-- begin --

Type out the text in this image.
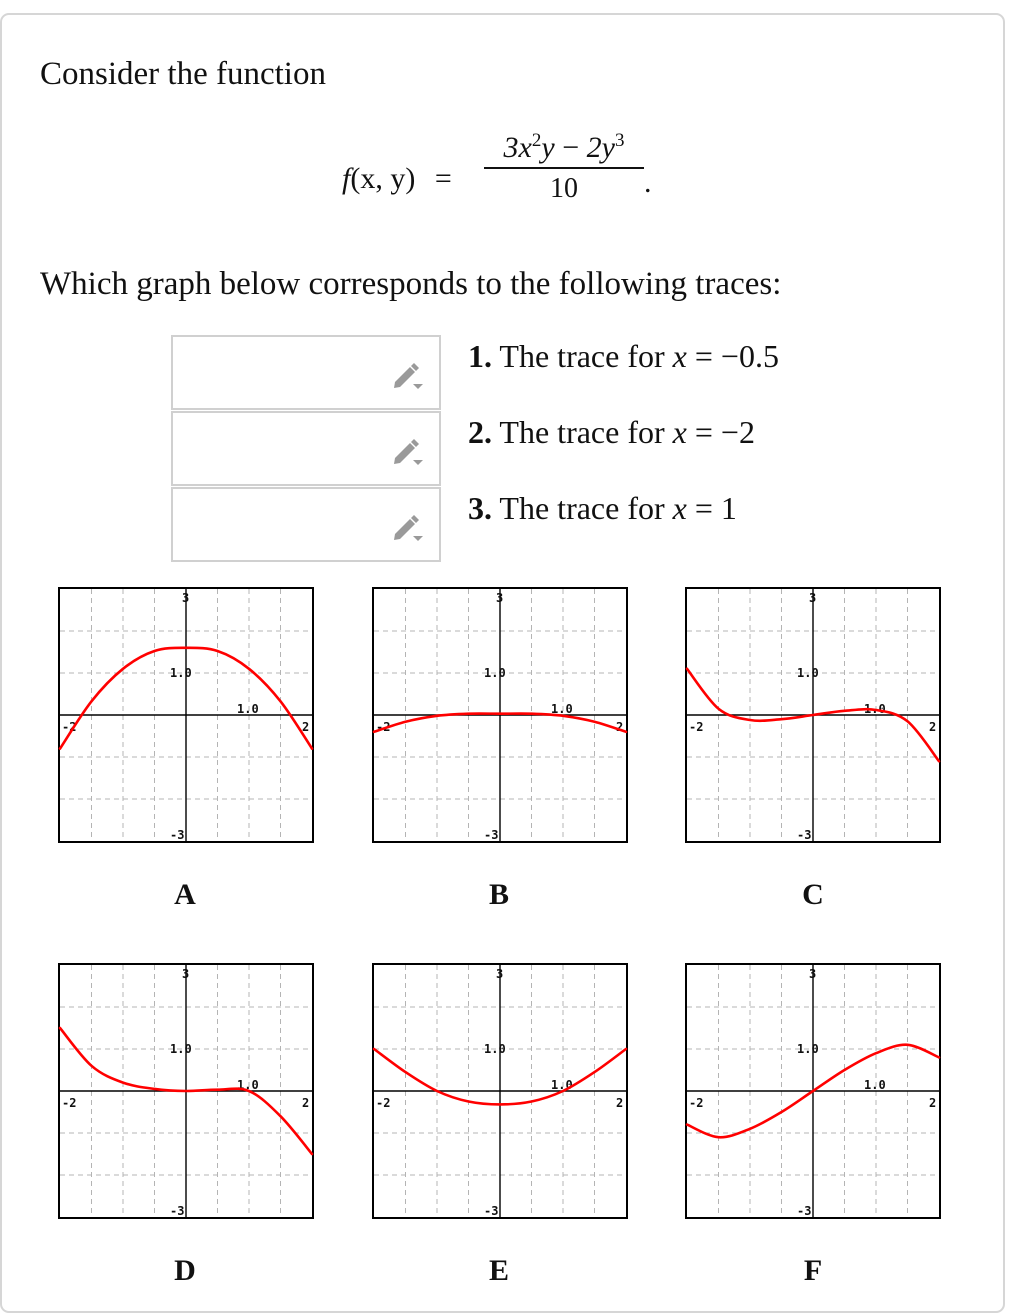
Consider the function
f(x, y) =
$3x^2y - 2y^3$
10	.
Which graph below corresponds to the following traces:
1. The trace for x = −0.5
2. The trace for x = −2
3. The trace for x = 1
3
1.0
1.0
-2	2
-3
3
1.0
1.0
-2	2
-3
3
1.0
1.0
-2	2
-3
3
1.0
1.0
-2	2
-3
3
1.0
1.0
-2	2
-3
3
1.0
1.0
-2	2
-3
A	B	C
D	E	F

-- end --

▶ _Your objective_
Strip out the pictures and quote the remaining data word for word.

▶ _Response_
Type out the text in this image.
Consider the function
f(x, y) =
$3x^2y - 2y^3$
10	.
Which graph below corresponds to the following traces:
1. The trace for x = −0.5
2. The trace for x = −2
3. The trace for x = 1
3
1.0
1.0
-2	2
-3
3
1.0
1.0
-2	2
-3
3
1.0
1.0
-2	2
-3
3
1.0
1.0
-2	2
-3
3
1.0
1.0
-2	2
-3
3
1.0
1.0
-2	2
-3
A	B	C
D	E	F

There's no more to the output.